[Records shown]
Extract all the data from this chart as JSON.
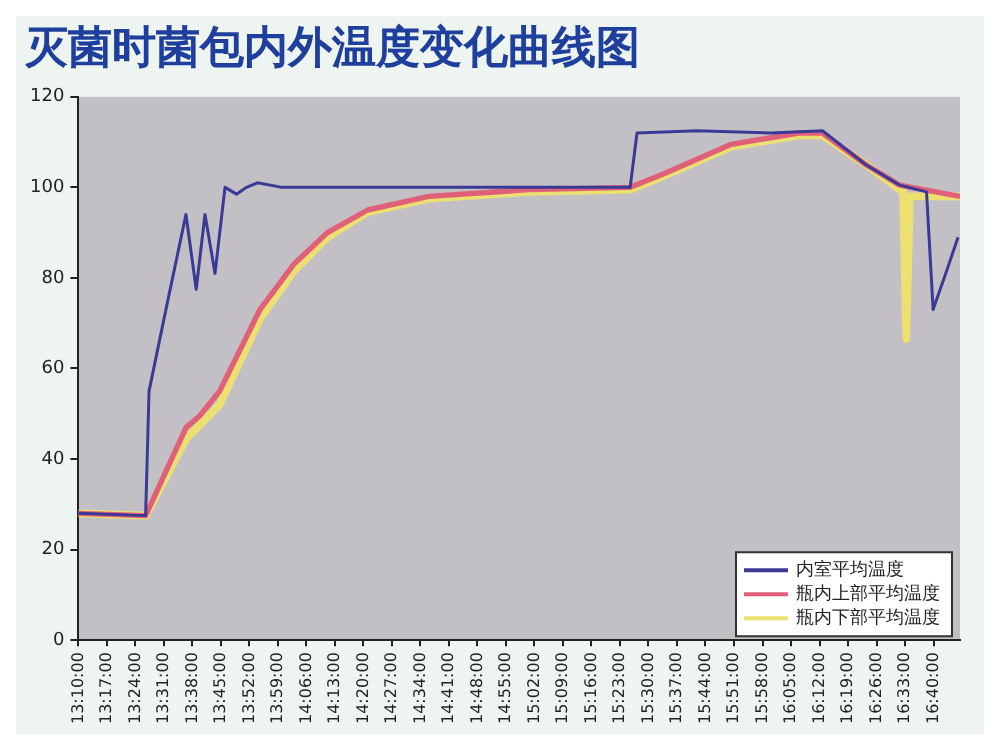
{
  "chart_data": {
    "type": "line",
    "title": "灭菌时菌包内外温度变化曲线图",
    "xlim": [
      13.1667,
      16.775
    ],
    "ylim": [
      0,
      120
    ],
    "yticks": [
      0,
      20,
      40,
      60,
      80,
      100,
      120
    ],
    "xticks": [
      {
        "value": 13.1667,
        "label": "13:10:00"
      },
      {
        "value": 13.2833,
        "label": "13:17:00"
      },
      {
        "value": 13.4,
        "label": "13:24:00"
      },
      {
        "value": 13.5167,
        "label": "13:31:00"
      },
      {
        "value": 13.6333,
        "label": "13:38:00"
      },
      {
        "value": 13.75,
        "label": "13:45:00"
      },
      {
        "value": 13.8667,
        "label": "13:52:00"
      },
      {
        "value": 13.9833,
        "label": "13:59:00"
      },
      {
        "value": 14.1,
        "label": "14:06:00"
      },
      {
        "value": 14.2167,
        "label": "14:13:00"
      },
      {
        "value": 14.3333,
        "label": "14:20:00"
      },
      {
        "value": 14.45,
        "label": "14:27:00"
      },
      {
        "value": 14.5667,
        "label": "14:34:00"
      },
      {
        "value": 14.6833,
        "label": "14:41:00"
      },
      {
        "value": 14.8,
        "label": "14:48:00"
      },
      {
        "value": 14.9167,
        "label": "14:55:00"
      },
      {
        "value": 15.0333,
        "label": "15:02:00"
      },
      {
        "value": 15.15,
        "label": "15:09:00"
      },
      {
        "value": 15.2667,
        "label": "15:16:00"
      },
      {
        "value": 15.3833,
        "label": "15:23:00"
      },
      {
        "value": 15.5,
        "label": "15:30:00"
      },
      {
        "value": 15.6167,
        "label": "15:37:00"
      },
      {
        "value": 15.7333,
        "label": "15:44:00"
      },
      {
        "value": 15.85,
        "label": "15:51:00"
      },
      {
        "value": 15.9667,
        "label": "15:58:00"
      },
      {
        "value": 16.0833,
        "label": "16:05:00"
      },
      {
        "value": 16.2,
        "label": "16:12:00"
      },
      {
        "value": 16.3167,
        "label": "16:19:00"
      },
      {
        "value": 16.4333,
        "label": "16:26:00"
      },
      {
        "value": 16.55,
        "label": "16:33:00"
      },
      {
        "value": 16.6667,
        "label": "16:40:00"
      }
    ],
    "grid": false,
    "legend": "bottom right",
    "marker": "none",
    "line_style": "solid",
    "series": [
      {
        "name": "内室平均温度",
        "color": "#3a3a96",
        "x": [
          13.167,
          13.442,
          13.456,
          13.525,
          13.607,
          13.649,
          13.685,
          13.726,
          13.767,
          13.814,
          13.855,
          13.9,
          14.0,
          14.3,
          14.7,
          15.1,
          15.425,
          15.453,
          15.7,
          16.0,
          16.212,
          16.39,
          16.528,
          16.638,
          16.665,
          16.72,
          16.767
        ],
        "values": [
          28,
          27.5,
          55,
          73,
          94,
          77.5,
          94,
          81,
          100,
          98.5,
          100,
          101,
          100,
          100,
          100,
          100,
          100,
          112,
          112.5,
          112,
          112.5,
          105,
          100.5,
          99,
          73,
          81.5,
          89
        ]
      },
      {
        "name": "瓶内上部平均温度",
        "color": "#e0607a",
        "x": [
          13.167,
          13.442,
          13.608,
          13.663,
          13.745,
          13.91,
          14.048,
          14.186,
          14.351,
          14.6,
          15.013,
          15.425,
          15.563,
          15.839,
          16.115,
          16.212,
          16.39,
          16.528,
          16.775
        ],
        "values": [
          28,
          27.5,
          47,
          49.5,
          55,
          73,
          83,
          90,
          95,
          98,
          99.5,
          100,
          103,
          109.5,
          112,
          112,
          105,
          100.5,
          98
        ]
      },
      {
        "name": "瓶内下部平均温度",
        "color": "#ece070",
        "x": [
          13.167,
          13.442,
          13.608,
          13.745,
          13.91,
          14.048,
          14.186,
          14.351,
          14.6,
          15.013,
          15.425,
          15.563,
          15.839,
          16.115,
          16.212,
          16.39,
          16.542,
          16.555,
          16.57,
          16.775
        ],
        "values": [
          28,
          27.5,
          44.5,
          52,
          71,
          81.5,
          89,
          94.5,
          97.5,
          99,
          99.5,
          102.5,
          109,
          111.5,
          111.5,
          105,
          99,
          66.5,
          98,
          98
        ]
      }
    ]
  }
}
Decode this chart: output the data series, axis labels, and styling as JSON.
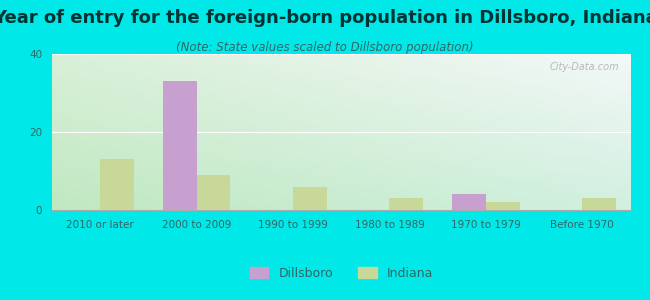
{
  "title": "Year of entry for the foreign-born population in Dillsboro, Indiana",
  "subtitle": "(Note: State values scaled to Dillsboro population)",
  "categories": [
    "2010 or later",
    "2000 to 2009",
    "1990 to 1999",
    "1980 to 1989",
    "1970 to 1979",
    "Before 1970"
  ],
  "dillsboro_values": [
    0,
    33,
    0,
    0,
    4,
    0
  ],
  "indiana_values": [
    13,
    9,
    6,
    3,
    2,
    3
  ],
  "dillsboro_color": "#c8a0d0",
  "indiana_color": "#c8d898",
  "background_outer": "#00e8e8",
  "ylim": [
    0,
    40
  ],
  "yticks": [
    0,
    20,
    40
  ],
  "bar_width": 0.35,
  "title_fontsize": 13,
  "subtitle_fontsize": 8.5,
  "tick_fontsize": 7.5,
  "legend_fontsize": 9,
  "title_color": "#003333",
  "subtitle_color": "#336666",
  "tick_color": "#336666"
}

[Stated exercise] Could you reproduce every record above exactly, leaving out the pictures?

[Finished task]
Extract all the data from this chart as JSON.
{
  "chart_data": {
    "type": "line",
    "title": "灭菌时菌包内外温度变化曲线图",
    "xlim": [
      13.1667,
      16.775
    ],
    "ylim": [
      0,
      120
    ],
    "yticks": [
      0,
      20,
      40,
      60,
      80,
      100,
      120
    ],
    "xticks": [
      {
        "value": 13.1667,
        "label": "13:10:00"
      },
      {
        "value": 13.2833,
        "label": "13:17:00"
      },
      {
        "value": 13.4,
        "label": "13:24:00"
      },
      {
        "value": 13.5167,
        "label": "13:31:00"
      },
      {
        "value": 13.6333,
        "label": "13:38:00"
      },
      {
        "value": 13.75,
        "label": "13:45:00"
      },
      {
        "value": 13.8667,
        "label": "13:52:00"
      },
      {
        "value": 13.9833,
        "label": "13:59:00"
      },
      {
        "value": 14.1,
        "label": "14:06:00"
      },
      {
        "value": 14.2167,
        "label": "14:13:00"
      },
      {
        "value": 14.3333,
        "label": "14:20:00"
      },
      {
        "value": 14.45,
        "label": "14:27:00"
      },
      {
        "value": 14.5667,
        "label": "14:34:00"
      },
      {
        "value": 14.6833,
        "label": "14:41:00"
      },
      {
        "value": 14.8,
        "label": "14:48:00"
      },
      {
        "value": 14.9167,
        "label": "14:55:00"
      },
      {
        "value": 15.0333,
        "label": "15:02:00"
      },
      {
        "value": 15.15,
        "label": "15:09:00"
      },
      {
        "value": 15.2667,
        "label": "15:16:00"
      },
      {
        "value": 15.3833,
        "label": "15:23:00"
      },
      {
        "value": 15.5,
        "label": "15:30:00"
      },
      {
        "value": 15.6167,
        "label": "15:37:00"
      },
      {
        "value": 15.7333,
        "label": "15:44:00"
      },
      {
        "value": 15.85,
        "label": "15:51:00"
      },
      {
        "value": 15.9667,
        "label": "15:58:00"
      },
      {
        "value": 16.0833,
        "label": "16:05:00"
      },
      {
        "value": 16.2,
        "label": "16:12:00"
      },
      {
        "value": 16.3167,
        "label": "16:19:00"
      },
      {
        "value": 16.4333,
        "label": "16:26:00"
      },
      {
        "value": 16.55,
        "label": "16:33:00"
      },
      {
        "value": 16.6667,
        "label": "16:40:00"
      }
    ],
    "grid": false,
    "legend": "bottom right",
    "marker": "none",
    "line_style": "solid",
    "series": [
      {
        "name": "内室平均温度",
        "color": "#3a3a96",
        "x": [
          13.167,
          13.442,
          13.456,
          13.525,
          13.607,
          13.649,
          13.685,
          13.726,
          13.767,
          13.814,
          13.855,
          13.9,
          14.0,
          14.3,
          14.7,
          15.1,
          15.425,
          15.453,
          15.7,
          16.0,
          16.212,
          16.39,
          16.528,
          16.638,
          16.665,
          16.72,
          16.767
        ],
        "values": [
          28,
          27.5,
          55,
          73,
          94,
          77.5,
          94,
          81,
          100,
          98.5,
          100,
          101,
          100,
          100,
          100,
          100,
          100,
          112,
          112.5,
          112,
          112.5,
          105,
          100.5,
          99,
          73,
          81.5,
          89
        ]
      },
      {
        "name": "瓶内上部平均温度",
        "color": "#e0607a",
        "x": [
          13.167,
          13.442,
          13.608,
          13.663,
          13.745,
          13.91,
          14.048,
          14.186,
          14.351,
          14.6,
          15.013,
          15.425,
          15.563,
          15.839,
          16.115,
          16.212,
          16.39,
          16.528,
          16.775
        ],
        "values": [
          28,
          27.5,
          47,
          49.5,
          55,
          73,
          83,
          90,
          95,
          98,
          99.5,
          100,
          103,
          109.5,
          112,
          112,
          105,
          100.5,
          98
        ]
      },
      {
        "name": "瓶内下部平均温度",
        "color": "#ece070",
        "x": [
          13.167,
          13.442,
          13.608,
          13.745,
          13.91,
          14.048,
          14.186,
          14.351,
          14.6,
          15.013,
          15.425,
          15.563,
          15.839,
          16.115,
          16.212,
          16.39,
          16.542,
          16.555,
          16.57,
          16.775
        ],
        "values": [
          28,
          27.5,
          44.5,
          52,
          71,
          81.5,
          89,
          94.5,
          97.5,
          99,
          99.5,
          102.5,
          109,
          111.5,
          111.5,
          105,
          99,
          66.5,
          98,
          98
        ]
      }
    ]
  }
}
Decode this chart: output the data series, axis labels, and styling as JSON.
{
  "title": "Year of entry for the foreign-born population in Dillsboro, Indiana",
  "subtitle": "(Note: State values scaled to Dillsboro population)",
  "categories": [
    "2010 or later",
    "2000 to 2009",
    "1990 to 1999",
    "1980 to 1989",
    "1970 to 1979",
    "Before 1970"
  ],
  "dillsboro_values": [
    0,
    33,
    0,
    0,
    4,
    0
  ],
  "indiana_values": [
    13,
    9,
    6,
    3,
    2,
    3
  ],
  "dillsboro_color": "#c8a0d0",
  "indiana_color": "#c8d898",
  "background_outer": "#00e8e8",
  "ylim": [
    0,
    40
  ],
  "yticks": [
    0,
    20,
    40
  ],
  "bar_width": 0.35,
  "title_fontsize": 13,
  "subtitle_fontsize": 8.5,
  "tick_fontsize": 7.5,
  "legend_fontsize": 9,
  "title_color": "#003333",
  "subtitle_color": "#336666",
  "tick_color": "#336666"
}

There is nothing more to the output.